お知らせ

NEWS

  • TOPICS
  • 重要

医療検査学科と看護学科の合同IPW演習

8月上旬に医療検査学科と看護学科との合同「IPW演習」を行いました。4年次選択科目で参加学生数は44名(医療検査学科:17名、看護学科:27名)。7つのグループに分かれ、糖尿病症例と災害事例の2つの課題から1つを選択し、取り組みました。

この過程で私が驚いたのは各グループの手際のよさです。各グループで自然に話し合いが始まり、作業が流れ、ディスカッションに入っていきました。ある学生のレポートには「大学1年生時のまなぶる以来に他学科と接した瞬間でしたが以前よりも積極性が増したところと、お互いの専門知識をフル活用できたところに自分たちの成長を感じることができました」とありました。確かにどのグループも話し合おうとする姿勢が整っており、これは1年次の「まなぶる▶ときわびと」の成果が出ていると素直に感じました。

______________________________

=== 課題 ===
合同IPW演習についての本文を、最後の文の後から書き継ぎなさい。

=== 提示資料 ===
______________________________

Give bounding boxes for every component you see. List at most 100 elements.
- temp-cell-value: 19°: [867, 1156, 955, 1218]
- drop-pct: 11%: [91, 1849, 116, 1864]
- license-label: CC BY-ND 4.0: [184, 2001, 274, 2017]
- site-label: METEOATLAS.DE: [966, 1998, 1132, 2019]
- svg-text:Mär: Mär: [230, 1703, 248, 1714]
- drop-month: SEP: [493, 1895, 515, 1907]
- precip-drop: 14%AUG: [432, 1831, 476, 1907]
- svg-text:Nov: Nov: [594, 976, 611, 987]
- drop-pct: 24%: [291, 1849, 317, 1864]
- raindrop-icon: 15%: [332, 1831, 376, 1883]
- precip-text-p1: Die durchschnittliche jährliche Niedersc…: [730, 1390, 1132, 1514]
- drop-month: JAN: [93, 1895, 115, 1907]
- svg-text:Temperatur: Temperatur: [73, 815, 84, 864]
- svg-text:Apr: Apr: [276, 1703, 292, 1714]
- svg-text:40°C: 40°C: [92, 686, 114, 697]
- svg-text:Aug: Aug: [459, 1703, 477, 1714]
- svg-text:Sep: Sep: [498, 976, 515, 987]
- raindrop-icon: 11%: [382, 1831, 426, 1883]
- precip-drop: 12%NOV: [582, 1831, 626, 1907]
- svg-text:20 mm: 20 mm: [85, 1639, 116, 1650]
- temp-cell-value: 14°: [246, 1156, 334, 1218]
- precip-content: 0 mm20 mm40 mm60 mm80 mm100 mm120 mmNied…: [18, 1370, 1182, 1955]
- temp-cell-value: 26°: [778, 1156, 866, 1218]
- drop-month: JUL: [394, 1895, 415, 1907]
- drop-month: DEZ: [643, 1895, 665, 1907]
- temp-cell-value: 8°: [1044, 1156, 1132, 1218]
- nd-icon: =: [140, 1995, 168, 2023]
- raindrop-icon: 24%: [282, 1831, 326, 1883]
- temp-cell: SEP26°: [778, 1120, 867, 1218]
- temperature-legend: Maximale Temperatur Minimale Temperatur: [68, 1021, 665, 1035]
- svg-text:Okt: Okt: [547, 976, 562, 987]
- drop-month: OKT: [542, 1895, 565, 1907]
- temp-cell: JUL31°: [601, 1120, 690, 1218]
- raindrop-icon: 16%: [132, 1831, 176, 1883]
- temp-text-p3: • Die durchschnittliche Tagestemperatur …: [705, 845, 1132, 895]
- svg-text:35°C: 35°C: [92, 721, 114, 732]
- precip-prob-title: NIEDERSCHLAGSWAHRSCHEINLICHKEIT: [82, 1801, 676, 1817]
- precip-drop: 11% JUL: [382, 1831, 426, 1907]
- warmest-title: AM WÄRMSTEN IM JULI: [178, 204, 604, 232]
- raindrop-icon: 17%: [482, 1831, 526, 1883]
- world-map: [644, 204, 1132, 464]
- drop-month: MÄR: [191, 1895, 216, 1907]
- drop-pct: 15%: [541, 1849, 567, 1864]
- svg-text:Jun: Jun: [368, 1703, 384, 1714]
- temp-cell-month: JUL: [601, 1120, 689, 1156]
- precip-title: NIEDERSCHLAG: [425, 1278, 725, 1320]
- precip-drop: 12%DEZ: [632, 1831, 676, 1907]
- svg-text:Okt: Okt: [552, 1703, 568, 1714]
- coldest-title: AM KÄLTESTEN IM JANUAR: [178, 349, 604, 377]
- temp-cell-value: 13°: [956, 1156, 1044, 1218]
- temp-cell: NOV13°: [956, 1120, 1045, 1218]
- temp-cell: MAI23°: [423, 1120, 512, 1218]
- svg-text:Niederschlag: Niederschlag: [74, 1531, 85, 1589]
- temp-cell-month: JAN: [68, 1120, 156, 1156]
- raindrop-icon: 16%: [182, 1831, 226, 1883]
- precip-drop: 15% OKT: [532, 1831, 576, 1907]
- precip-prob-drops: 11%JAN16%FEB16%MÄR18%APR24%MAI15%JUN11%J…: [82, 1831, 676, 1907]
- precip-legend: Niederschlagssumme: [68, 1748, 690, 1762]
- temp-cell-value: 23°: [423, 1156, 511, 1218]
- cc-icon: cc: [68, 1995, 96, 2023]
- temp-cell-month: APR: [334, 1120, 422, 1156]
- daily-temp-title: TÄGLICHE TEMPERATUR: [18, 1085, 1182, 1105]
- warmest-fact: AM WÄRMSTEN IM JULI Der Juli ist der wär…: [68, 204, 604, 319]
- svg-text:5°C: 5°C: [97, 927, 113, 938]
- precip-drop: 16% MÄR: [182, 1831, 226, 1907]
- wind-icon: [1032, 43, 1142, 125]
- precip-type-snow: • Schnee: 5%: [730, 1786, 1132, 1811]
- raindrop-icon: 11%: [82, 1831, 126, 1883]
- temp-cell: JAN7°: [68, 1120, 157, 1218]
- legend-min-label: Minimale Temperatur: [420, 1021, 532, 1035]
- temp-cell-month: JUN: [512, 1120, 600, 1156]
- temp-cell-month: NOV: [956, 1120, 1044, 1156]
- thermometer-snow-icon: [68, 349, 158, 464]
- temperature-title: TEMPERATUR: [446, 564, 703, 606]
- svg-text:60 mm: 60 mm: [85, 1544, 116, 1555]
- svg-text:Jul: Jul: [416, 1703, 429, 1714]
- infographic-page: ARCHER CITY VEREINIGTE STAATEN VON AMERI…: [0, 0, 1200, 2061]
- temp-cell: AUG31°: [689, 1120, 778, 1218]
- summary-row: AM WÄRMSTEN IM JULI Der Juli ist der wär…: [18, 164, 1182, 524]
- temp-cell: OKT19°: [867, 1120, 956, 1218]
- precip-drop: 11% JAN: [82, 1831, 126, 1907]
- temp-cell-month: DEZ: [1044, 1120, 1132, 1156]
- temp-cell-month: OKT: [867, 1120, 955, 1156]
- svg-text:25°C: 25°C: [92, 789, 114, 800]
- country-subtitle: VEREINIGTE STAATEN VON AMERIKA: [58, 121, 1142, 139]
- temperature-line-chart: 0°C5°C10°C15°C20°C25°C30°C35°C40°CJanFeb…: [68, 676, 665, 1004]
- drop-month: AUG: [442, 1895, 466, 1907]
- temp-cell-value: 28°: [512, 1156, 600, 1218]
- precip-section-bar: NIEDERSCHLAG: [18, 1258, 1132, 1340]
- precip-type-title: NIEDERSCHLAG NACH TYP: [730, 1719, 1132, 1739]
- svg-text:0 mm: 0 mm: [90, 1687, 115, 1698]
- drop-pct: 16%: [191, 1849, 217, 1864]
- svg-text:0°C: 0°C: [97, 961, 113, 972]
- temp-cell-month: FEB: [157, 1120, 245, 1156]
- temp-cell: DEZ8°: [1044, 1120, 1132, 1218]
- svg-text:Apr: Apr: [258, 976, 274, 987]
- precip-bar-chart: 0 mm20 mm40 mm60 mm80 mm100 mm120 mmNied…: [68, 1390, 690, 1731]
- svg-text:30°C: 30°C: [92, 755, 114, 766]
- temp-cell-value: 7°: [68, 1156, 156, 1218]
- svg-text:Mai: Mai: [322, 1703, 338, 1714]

______________________________

=== 解答 ===
学生は他学科の学生とディスカッションすることによって両学科の考え方の違いを感じ、新たな見方を学んだと思います。この点についてある検査の学生は「今までの授業で医療検査学科の学生同士で症例について考えたことはありましたが、今回のような他学科の方と症例について考えたのは初めてだったので、他学科の方の視点というのを学び、意見を交換することができ、お互いの成長にも繋がったと思います。」と述べ、一方ある看護学科の学生は「看護学科の学生同士で話し合う際は価値観や視点が近く、意見の方向性が似ていることが多い。しかし、今回の医療検査学科との合同演習では看護職だけでは思いつかない具体的な患者の生活や治療の質の向上に直結する提案があった。このような視点は、看護学科のみの場では得られないものであった。」と述べ、どちらの学生も他学科の学生とディスカッションすることの重要性を再認識したように思いました。そして学生たちには互いの専門性を理解するとともにリスペクトする姿勢もありました。そのことは自分の専門性をリスペクトすることにも繋がり、学生たちの自己効力感を高める良い機会にもなったと思います。自分及び他分野の専門性をリスペクトできれば、IPWの作業はスムーズで各グループとも課題に対して立派な発表をしてくれました。

ある学生は「この演習を通して、自分の分野に誇りを持ちつつも,他職種への理解を深め、チームの一員としてどう貢献できるかを常に考える視点を持つことの大切さを学んだ」と述べ、また他の学生は「今回のIPW演習で学んだことは将来医療現場において必ず生かせる貴重なものであり、異なる職種が互いの視点を尊重し補いあうことが患者さんにとって質の良い医療を実現することにつながると強く感じた」と述べています。まさに100点満点の答えです。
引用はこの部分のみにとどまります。